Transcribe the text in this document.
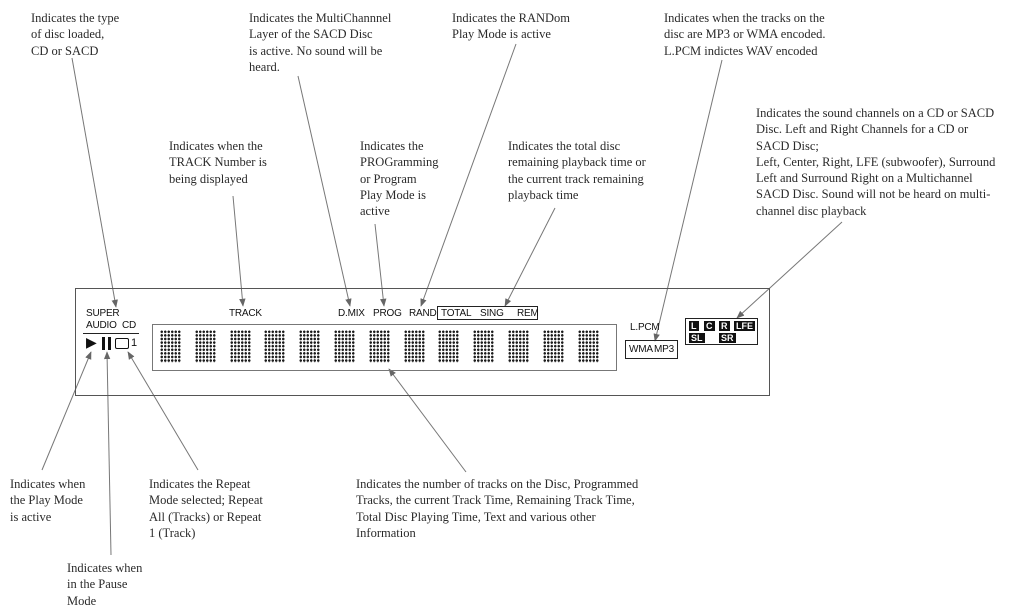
Indicates the type
of disc loaded,
CD or SACD
Indicates the MultiChannnel
Layer of the SACD Disc
is active. No sound will be
heard.
Indicates the RANDom
Play Mode is active
Indicates when the tracks on the
disc are MP3 or WMA encoded.
L.PCM indictes WAV encoded
Indicates when the
TRACK Number is
being displayed
Indicates the
PROGramming
or Program
Play Mode is
active
Indicates the total disc
remaining playback time or
the current track remaining
playback time
Indicates the sound channels on a CD or SACD
Disc. Left and Right Channels for a CD or
SACD Disc;
Left, Center, Right, LFE (subwoofer), Surround
Left and Surround Right on a Multichannel
SACD Disc. Sound will not be heard on multi-
channel disc playback
Indicates when
the Play Mode
is active
Indicates when
in the Pause
Mode
Indicates the Repeat
Mode selected; Repeat
All (Tracks) or Repeat
1 (Track)
Indicates the number of tracks on the Disc, Programmed
Tracks, the current Track Time, Remaining Track Time,
Total Disc Playing Time, Text and various other
Information
SUPER
AUDIO CD
▶	1
TRACK	D.MIX PROG RAND TOTAL SING REM
L.PCM
WMA MP3
L C R LFE
SL SR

--

Among the entries, how many lines include the word "Surround"? Answer with a single number and nothing further.

TASK ANSWER.
2